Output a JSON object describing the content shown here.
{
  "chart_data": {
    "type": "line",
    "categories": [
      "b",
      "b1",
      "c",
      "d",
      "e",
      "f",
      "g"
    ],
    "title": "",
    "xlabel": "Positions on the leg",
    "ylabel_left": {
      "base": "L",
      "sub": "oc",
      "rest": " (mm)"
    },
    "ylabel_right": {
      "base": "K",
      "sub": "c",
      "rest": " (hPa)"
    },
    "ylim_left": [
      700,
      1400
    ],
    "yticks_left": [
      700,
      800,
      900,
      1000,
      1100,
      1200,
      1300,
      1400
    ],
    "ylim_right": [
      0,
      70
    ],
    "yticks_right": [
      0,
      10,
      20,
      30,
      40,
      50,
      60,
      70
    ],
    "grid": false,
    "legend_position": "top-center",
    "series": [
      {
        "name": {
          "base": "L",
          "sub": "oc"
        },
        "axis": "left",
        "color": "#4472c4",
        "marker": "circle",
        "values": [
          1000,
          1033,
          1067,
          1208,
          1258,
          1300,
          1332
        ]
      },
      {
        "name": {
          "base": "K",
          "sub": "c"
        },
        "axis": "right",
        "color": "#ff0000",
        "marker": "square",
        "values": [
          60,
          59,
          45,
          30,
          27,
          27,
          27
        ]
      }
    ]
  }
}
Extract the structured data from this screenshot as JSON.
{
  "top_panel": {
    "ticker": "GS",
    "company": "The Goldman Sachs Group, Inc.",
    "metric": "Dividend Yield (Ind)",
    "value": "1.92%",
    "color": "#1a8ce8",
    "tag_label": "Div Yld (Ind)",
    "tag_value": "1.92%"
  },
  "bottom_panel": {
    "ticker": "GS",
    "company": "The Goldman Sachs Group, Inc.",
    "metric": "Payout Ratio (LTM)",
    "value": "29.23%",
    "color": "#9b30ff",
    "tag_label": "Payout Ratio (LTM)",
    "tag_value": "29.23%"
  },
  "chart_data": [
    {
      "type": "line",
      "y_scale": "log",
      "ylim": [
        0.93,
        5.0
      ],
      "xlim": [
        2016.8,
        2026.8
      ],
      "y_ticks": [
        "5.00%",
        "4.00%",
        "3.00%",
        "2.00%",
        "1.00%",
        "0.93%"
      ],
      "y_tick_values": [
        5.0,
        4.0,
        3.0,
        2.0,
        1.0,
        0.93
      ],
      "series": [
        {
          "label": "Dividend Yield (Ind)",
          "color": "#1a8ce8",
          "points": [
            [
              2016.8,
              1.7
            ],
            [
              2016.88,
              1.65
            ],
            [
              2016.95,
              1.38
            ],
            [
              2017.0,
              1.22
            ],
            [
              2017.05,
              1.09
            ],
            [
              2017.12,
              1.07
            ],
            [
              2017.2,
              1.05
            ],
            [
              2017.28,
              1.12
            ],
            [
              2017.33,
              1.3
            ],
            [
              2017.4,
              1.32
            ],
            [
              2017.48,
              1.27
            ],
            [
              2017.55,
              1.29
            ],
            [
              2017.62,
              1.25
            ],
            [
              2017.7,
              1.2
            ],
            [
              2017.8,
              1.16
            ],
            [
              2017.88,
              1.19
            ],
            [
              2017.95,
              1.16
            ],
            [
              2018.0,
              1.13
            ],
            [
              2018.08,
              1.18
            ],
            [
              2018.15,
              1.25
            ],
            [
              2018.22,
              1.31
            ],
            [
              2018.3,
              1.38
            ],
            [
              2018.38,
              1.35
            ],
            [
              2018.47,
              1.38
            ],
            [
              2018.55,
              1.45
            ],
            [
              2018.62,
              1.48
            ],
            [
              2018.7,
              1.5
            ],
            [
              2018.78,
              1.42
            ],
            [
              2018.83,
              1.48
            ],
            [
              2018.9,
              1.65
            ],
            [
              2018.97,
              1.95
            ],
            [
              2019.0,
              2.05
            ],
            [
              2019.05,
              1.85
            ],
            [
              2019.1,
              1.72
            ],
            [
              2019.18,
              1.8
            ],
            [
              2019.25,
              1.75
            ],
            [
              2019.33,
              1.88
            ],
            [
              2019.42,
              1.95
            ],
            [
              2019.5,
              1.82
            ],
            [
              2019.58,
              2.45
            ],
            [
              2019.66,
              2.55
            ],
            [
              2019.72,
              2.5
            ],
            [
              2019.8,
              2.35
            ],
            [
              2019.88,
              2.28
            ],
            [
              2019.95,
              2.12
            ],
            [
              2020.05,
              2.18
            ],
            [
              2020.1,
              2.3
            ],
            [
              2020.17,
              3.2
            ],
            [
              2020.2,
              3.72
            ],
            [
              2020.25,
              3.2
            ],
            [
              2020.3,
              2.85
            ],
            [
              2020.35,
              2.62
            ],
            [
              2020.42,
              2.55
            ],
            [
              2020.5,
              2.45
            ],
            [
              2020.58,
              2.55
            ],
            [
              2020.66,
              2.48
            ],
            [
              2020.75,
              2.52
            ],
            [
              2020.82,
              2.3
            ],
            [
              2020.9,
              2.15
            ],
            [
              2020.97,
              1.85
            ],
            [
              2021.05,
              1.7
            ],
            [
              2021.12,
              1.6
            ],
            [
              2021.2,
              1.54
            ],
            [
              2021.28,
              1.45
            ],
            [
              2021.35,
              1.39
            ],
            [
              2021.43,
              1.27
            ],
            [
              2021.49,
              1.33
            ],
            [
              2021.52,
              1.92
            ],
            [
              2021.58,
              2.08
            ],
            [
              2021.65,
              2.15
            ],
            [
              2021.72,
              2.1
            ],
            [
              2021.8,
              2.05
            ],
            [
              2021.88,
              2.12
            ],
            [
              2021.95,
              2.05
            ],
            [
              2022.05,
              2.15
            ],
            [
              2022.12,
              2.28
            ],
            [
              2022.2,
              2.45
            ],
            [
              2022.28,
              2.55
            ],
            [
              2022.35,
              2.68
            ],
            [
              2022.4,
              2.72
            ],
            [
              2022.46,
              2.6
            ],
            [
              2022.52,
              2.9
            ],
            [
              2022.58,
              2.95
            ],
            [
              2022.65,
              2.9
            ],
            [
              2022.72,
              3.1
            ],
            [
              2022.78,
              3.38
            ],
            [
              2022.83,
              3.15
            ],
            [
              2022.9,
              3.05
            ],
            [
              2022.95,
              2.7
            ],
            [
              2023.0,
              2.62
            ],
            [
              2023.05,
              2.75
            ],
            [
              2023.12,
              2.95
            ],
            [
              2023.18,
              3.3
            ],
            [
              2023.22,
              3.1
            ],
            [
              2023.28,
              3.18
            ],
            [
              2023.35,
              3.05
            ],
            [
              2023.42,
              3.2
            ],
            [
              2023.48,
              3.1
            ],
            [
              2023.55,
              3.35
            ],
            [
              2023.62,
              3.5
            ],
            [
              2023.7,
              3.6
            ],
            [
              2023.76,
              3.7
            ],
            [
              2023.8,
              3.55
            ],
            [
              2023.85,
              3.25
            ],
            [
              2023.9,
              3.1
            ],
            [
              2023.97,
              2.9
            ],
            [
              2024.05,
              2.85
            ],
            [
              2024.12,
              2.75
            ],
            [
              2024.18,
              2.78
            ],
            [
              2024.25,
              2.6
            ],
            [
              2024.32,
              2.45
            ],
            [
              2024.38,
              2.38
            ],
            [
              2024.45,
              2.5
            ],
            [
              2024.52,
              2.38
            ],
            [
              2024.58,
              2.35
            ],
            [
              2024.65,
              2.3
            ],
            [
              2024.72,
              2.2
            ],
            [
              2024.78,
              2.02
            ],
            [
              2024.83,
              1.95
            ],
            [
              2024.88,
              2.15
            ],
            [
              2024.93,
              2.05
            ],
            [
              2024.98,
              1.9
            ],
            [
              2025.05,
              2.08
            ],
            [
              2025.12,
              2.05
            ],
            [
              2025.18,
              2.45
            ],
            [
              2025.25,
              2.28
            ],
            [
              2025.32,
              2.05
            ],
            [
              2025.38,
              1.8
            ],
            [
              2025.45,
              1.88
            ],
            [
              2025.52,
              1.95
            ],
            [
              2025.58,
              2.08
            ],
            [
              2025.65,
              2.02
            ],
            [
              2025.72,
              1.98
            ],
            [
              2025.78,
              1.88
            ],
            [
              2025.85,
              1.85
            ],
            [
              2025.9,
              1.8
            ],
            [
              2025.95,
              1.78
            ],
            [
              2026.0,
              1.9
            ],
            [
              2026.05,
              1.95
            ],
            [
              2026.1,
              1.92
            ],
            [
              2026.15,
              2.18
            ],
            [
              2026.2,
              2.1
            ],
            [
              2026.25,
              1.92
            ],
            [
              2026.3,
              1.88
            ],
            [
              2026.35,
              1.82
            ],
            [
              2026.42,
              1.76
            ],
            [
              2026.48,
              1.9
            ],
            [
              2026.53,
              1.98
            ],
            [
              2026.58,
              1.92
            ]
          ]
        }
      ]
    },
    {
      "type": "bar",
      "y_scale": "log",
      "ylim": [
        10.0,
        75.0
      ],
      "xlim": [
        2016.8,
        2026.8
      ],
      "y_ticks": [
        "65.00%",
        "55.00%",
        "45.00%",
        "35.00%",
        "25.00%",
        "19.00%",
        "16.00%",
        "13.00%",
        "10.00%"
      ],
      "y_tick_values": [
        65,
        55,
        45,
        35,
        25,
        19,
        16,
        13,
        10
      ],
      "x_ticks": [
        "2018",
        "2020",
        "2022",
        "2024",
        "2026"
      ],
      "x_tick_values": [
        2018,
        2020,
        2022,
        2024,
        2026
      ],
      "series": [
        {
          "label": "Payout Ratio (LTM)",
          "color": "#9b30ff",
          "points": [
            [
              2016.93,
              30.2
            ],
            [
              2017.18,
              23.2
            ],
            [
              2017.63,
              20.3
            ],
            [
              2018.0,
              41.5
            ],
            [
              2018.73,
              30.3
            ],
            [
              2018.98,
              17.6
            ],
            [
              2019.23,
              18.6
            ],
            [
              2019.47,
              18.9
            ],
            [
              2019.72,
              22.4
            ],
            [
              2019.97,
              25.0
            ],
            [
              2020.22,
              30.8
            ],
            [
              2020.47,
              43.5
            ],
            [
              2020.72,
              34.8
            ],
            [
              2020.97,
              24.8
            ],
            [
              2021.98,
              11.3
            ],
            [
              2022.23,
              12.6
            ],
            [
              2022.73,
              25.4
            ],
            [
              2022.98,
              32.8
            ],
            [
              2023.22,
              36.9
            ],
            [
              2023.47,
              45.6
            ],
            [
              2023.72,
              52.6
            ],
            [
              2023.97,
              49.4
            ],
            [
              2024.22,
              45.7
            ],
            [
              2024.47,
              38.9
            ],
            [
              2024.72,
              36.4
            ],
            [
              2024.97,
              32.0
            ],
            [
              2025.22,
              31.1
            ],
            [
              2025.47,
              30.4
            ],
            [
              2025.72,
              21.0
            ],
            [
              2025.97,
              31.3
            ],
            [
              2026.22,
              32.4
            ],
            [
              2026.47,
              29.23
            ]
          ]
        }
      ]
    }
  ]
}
+++++
» Goal of the exercise
Across the records above, count the lines holding "JSON" and reply with that number alone.

» Task output
2